(Items from a figure collection)
——————————

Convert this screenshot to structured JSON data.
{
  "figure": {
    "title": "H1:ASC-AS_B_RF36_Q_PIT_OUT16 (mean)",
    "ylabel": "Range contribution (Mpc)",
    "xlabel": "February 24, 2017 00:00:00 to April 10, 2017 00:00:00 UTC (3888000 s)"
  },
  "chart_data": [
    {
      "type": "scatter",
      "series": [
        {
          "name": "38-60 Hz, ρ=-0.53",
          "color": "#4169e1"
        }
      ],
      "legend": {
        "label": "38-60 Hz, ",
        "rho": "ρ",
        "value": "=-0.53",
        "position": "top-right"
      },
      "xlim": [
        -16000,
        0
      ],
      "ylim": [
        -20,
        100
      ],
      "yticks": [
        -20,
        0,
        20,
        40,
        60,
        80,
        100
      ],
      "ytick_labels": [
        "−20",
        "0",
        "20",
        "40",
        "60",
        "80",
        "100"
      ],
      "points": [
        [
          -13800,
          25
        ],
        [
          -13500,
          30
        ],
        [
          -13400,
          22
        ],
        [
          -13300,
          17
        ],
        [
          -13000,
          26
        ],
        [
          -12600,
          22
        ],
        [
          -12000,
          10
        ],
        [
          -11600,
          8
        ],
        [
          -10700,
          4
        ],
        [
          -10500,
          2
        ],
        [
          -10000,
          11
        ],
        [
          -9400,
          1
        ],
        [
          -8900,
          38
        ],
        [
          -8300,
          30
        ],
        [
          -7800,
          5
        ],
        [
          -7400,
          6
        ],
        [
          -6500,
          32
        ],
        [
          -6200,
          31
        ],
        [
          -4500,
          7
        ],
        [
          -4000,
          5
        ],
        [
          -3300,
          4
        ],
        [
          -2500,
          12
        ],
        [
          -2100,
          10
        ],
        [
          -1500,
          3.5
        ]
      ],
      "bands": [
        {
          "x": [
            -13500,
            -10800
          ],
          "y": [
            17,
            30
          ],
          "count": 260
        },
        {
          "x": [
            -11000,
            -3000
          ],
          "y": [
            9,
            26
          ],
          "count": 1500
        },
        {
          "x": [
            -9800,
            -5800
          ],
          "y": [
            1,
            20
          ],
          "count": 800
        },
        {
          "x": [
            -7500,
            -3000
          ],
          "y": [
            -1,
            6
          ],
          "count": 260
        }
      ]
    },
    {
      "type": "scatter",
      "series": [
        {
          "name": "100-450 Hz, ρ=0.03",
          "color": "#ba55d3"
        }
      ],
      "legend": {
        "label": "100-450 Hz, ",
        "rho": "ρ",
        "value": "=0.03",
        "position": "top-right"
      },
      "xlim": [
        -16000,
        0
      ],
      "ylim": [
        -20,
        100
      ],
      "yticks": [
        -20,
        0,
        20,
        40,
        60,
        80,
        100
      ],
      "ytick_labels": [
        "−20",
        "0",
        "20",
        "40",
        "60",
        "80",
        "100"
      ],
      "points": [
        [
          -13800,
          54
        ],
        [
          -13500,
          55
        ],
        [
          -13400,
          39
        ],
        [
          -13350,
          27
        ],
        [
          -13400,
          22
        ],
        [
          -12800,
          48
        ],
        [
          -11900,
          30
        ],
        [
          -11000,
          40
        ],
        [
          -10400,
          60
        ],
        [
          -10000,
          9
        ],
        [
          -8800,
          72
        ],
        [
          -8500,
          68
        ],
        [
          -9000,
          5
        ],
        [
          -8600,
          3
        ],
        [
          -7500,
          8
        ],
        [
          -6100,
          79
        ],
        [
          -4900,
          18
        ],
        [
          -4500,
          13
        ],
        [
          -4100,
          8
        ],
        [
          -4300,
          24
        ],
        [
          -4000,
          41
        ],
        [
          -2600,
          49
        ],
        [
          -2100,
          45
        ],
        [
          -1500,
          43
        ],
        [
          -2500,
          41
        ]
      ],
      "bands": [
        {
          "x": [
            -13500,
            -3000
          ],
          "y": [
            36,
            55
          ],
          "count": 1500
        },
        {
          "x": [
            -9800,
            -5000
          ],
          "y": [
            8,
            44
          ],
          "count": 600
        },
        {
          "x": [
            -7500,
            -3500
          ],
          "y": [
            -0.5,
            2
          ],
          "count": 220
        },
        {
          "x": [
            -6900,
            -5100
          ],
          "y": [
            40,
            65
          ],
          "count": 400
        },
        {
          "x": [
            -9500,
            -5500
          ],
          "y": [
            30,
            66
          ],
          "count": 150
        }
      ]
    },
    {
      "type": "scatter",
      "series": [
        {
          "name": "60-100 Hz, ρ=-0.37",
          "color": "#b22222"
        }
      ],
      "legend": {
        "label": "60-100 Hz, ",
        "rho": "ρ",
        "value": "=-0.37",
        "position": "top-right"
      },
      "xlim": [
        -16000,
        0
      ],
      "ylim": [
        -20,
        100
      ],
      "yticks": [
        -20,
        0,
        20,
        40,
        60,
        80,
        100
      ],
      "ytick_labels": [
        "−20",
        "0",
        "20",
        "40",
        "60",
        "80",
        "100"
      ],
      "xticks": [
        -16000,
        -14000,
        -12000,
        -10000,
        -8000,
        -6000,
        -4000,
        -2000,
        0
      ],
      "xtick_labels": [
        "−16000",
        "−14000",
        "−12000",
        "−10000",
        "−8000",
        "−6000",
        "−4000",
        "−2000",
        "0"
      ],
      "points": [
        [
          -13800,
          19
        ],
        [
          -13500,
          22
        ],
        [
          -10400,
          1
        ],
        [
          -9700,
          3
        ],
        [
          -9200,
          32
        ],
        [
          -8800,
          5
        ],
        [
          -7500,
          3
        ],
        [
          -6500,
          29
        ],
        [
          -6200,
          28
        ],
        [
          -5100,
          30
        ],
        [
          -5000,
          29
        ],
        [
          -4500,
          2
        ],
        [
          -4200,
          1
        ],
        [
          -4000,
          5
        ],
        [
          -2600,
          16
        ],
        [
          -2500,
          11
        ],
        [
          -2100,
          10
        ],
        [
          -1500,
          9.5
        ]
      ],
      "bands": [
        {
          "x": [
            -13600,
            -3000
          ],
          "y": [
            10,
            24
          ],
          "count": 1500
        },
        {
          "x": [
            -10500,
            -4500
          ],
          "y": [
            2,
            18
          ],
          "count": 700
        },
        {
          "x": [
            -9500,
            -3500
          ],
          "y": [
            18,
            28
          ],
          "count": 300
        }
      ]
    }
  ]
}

——————————

* Task instructions
Every entry should be printed again exactly as written.

* Complete answer
Convert this screenshot to structured JSON data.
{
  "figure": {
    "title": "H1:ASC-AS_B_RF36_Q_PIT_OUT16 (mean)",
    "ylabel": "Range contribution (Mpc)",
    "xlabel": "February 24, 2017 00:00:00 to April 10, 2017 00:00:00 UTC (3888000 s)"
  },
  "chart_data": [
    {
      "type": "scatter",
      "series": [
        {
          "name": "38-60 Hz, ρ=-0.53",
          "color": "#4169e1"
        }
      ],
      "legend": {
        "label": "38-60 Hz, ",
        "rho": "ρ",
        "value": "=-0.53",
        "position": "top-right"
      },
      "xlim": [
        -16000,
        0
      ],
      "ylim": [
        -20,
        100
      ],
      "yticks": [
        -20,
        0,
        20,
        40,
        60,
        80,
        100
      ],
      "ytick_labels": [
        "−20",
        "0",
        "20",
        "40",
        "60",
        "80",
        "100"
      ],
      "points": [
        [
          -13800,
          25
        ],
        [
          -13500,
          30
        ],
        [
          -13400,
          22
        ],
        [
          -13300,
          17
        ],
        [
          -13000,
          26
        ],
        [
          -12600,
          22
        ],
        [
          -12000,
          10
        ],
        [
          -11600,
          8
        ],
        [
          -10700,
          4
        ],
        [
          -10500,
          2
        ],
        [
          -10000,
          11
        ],
        [
          -9400,
          1
        ],
        [
          -8900,
          38
        ],
        [
          -8300,
          30
        ],
        [
          -7800,
          5
        ],
        [
          -7400,
          6
        ],
        [
          -6500,
          32
        ],
        [
          -6200,
          31
        ],
        [
          -4500,
          7
        ],
        [
          -4000,
          5
        ],
        [
          -3300,
          4
        ],
        [
          -2500,
          12
        ],
        [
          -2100,
          10
        ],
        [
          -1500,
          3.5
        ]
      ],
      "bands": [
        {
          "x": [
            -13500,
            -10800
          ],
          "y": [
            17,
            30
          ],
          "count": 260
        },
        {
          "x": [
            -11000,
            -3000
          ],
          "y": [
            9,
            26
          ],
          "count": 1500
        },
        {
          "x": [
            -9800,
            -5800
          ],
          "y": [
            1,
            20
          ],
          "count": 800
        },
        {
          "x": [
            -7500,
            -3000
          ],
          "y": [
            -1,
            6
          ],
          "count": 260
        }
      ]
    },
    {
      "type": "scatter",
      "series": [
        {
          "name": "100-450 Hz, ρ=0.03",
          "color": "#ba55d3"
        }
      ],
      "legend": {
        "label": "100-450 Hz, ",
        "rho": "ρ",
        "value": "=0.03",
        "position": "top-right"
      },
      "xlim": [
        -16000,
        0
      ],
      "ylim": [
        -20,
        100
      ],
      "yticks": [
        -20,
        0,
        20,
        40,
        60,
        80,
        100
      ],
      "ytick_labels": [
        "−20",
        "0",
        "20",
        "40",
        "60",
        "80",
        "100"
      ],
      "points": [
        [
          -13800,
          54
        ],
        [
          -13500,
          55
        ],
        [
          -13400,
          39
        ],
        [
          -13350,
          27
        ],
        [
          -13400,
          22
        ],
        [
          -12800,
          48
        ],
        [
          -11900,
          30
        ],
        [
          -11000,
          40
        ],
        [
          -10400,
          60
        ],
        [
          -10000,
          9
        ],
        [
          -8800,
          72
        ],
        [
          -8500,
          68
        ],
        [
          -9000,
          5
        ],
        [
          -8600,
          3
        ],
        [
          -7500,
          8
        ],
        [
          -6100,
          79
        ],
        [
          -4900,
          18
        ],
        [
          -4500,
          13
        ],
        [
          -4100,
          8
        ],
        [
          -4300,
          24
        ],
        [
          -4000,
          41
        ],
        [
          -2600,
          49
        ],
        [
          -2100,
          45
        ],
        [
          -1500,
          43
        ],
        [
          -2500,
          41
        ]
      ],
      "bands": [
        {
          "x": [
            -13500,
            -3000
          ],
          "y": [
            36,
            55
          ],
          "count": 1500
        },
        {
          "x": [
            -9800,
            -5000
          ],
          "y": [
            8,
            44
          ],
          "count": 600
        },
        {
          "x": [
            -7500,
            -3500
          ],
          "y": [
            -0.5,
            2
          ],
          "count": 220
        },
        {
          "x": [
            -6900,
            -5100
          ],
          "y": [
            40,
            65
          ],
          "count": 400
        },
        {
          "x": [
            -9500,
            -5500
          ],
          "y": [
            30,
            66
          ],
          "count": 150
        }
      ]
    },
    {
      "type": "scatter",
      "series": [
        {
          "name": "60-100 Hz, ρ=-0.37",
          "color": "#b22222"
        }
      ],
      "legend": {
        "label": "60-100 Hz, ",
        "rho": "ρ",
        "value": "=-0.37",
        "position": "top-right"
      },
      "xlim": [
        -16000,
        0
      ],
      "ylim": [
        -20,
        100
      ],
      "yticks": [
        -20,
        0,
        20,
        40,
        60,
        80,
        100
      ],
      "ytick_labels": [
        "−20",
        "0",
        "20",
        "40",
        "60",
        "80",
        "100"
      ],
      "xticks": [
        -16000,
        -14000,
        -12000,
        -10000,
        -8000,
        -6000,
        -4000,
        -2000,
        0
      ],
      "xtick_labels": [
        "−16000",
        "−14000",
        "−12000",
        "−10000",
        "−8000",
        "−6000",
        "−4000",
        "−2000",
        "0"
      ],
      "points": [
        [
          -13800,
          19
        ],
        [
          -13500,
          22
        ],
        [
          -10400,
          1
        ],
        [
          -9700,
          3
        ],
        [
          -9200,
          32
        ],
        [
          -8800,
          5
        ],
        [
          -7500,
          3
        ],
        [
          -6500,
          29
        ],
        [
          -6200,
          28
        ],
        [
          -5100,
          30
        ],
        [
          -5000,
          29
        ],
        [
          -4500,
          2
        ],
        [
          -4200,
          1
        ],
        [
          -4000,
          5
        ],
        [
          -2600,
          16
        ],
        [
          -2500,
          11
        ],
        [
          -2100,
          10
        ],
        [
          -1500,
          9.5
        ]
      ],
      "bands": [
        {
          "x": [
            -13600,
            -3000
          ],
          "y": [
            10,
            24
          ],
          "count": 1500
        },
        {
          "x": [
            -10500,
            -4500
          ],
          "y": [
            2,
            18
          ],
          "count": 700
        },
        {
          "x": [
            -9500,
            -3500
          ],
          "y": [
            18,
            28
          ],
          "count": 300
        }
      ]
    }
  ]
}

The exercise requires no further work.